* Material shown *
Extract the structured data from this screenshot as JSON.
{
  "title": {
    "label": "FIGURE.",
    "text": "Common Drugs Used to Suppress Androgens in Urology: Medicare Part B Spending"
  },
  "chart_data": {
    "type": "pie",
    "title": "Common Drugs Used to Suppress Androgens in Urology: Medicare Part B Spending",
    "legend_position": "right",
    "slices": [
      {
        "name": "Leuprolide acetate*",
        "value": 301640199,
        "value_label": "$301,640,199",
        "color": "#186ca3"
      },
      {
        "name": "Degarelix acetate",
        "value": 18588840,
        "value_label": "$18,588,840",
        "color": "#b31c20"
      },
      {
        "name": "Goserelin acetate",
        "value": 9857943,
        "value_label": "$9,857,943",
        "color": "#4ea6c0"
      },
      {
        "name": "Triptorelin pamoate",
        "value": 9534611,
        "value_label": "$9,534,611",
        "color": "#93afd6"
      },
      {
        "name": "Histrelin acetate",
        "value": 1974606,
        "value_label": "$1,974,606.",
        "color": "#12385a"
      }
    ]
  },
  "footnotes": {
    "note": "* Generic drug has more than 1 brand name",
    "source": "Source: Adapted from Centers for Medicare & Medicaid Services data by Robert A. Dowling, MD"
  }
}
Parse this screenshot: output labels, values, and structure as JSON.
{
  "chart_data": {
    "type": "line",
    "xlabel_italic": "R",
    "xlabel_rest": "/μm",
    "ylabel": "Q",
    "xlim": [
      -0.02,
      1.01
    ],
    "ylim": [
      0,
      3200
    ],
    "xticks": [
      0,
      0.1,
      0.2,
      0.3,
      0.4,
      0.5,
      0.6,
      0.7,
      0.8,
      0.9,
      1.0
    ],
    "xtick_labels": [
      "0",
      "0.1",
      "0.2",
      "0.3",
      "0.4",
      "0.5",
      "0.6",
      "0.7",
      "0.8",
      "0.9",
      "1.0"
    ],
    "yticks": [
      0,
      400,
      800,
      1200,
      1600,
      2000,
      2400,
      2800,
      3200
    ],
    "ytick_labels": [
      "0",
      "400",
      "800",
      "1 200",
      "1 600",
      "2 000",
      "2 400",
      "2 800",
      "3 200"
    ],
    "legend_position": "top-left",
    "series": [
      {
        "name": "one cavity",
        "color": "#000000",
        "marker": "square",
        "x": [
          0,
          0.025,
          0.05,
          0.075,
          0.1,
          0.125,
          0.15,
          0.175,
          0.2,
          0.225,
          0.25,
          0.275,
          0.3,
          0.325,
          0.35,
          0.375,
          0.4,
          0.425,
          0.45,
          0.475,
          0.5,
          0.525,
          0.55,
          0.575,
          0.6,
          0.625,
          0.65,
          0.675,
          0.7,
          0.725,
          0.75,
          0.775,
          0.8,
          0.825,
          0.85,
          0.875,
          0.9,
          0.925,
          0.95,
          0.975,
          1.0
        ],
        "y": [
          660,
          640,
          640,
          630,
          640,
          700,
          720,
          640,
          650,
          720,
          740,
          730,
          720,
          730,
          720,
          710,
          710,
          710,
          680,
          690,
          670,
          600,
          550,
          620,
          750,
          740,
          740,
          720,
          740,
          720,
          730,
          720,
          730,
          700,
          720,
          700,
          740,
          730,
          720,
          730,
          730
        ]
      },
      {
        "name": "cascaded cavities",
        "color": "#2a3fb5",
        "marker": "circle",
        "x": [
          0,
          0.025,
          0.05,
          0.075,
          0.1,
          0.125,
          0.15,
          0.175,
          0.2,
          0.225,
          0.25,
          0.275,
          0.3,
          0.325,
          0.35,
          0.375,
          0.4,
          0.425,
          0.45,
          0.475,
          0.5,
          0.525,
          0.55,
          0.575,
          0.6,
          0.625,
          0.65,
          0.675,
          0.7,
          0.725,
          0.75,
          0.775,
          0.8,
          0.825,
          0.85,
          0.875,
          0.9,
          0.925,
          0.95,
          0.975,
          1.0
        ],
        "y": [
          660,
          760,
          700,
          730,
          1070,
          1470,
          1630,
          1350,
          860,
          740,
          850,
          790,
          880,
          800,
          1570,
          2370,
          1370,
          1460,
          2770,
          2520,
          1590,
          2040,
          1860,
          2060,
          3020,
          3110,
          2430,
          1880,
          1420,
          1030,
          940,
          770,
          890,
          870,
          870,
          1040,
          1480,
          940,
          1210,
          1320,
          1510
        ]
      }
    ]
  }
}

* The problem *
Pick out each line that holds the string "Androgens".

* The output *
    "text": "Common Drugs Used to Suppress Androgens in Urology: Medicare Part B Spending"
    "title": "Common Drugs Used to Suppress Androgens in Urology: Medicare Part B Spending",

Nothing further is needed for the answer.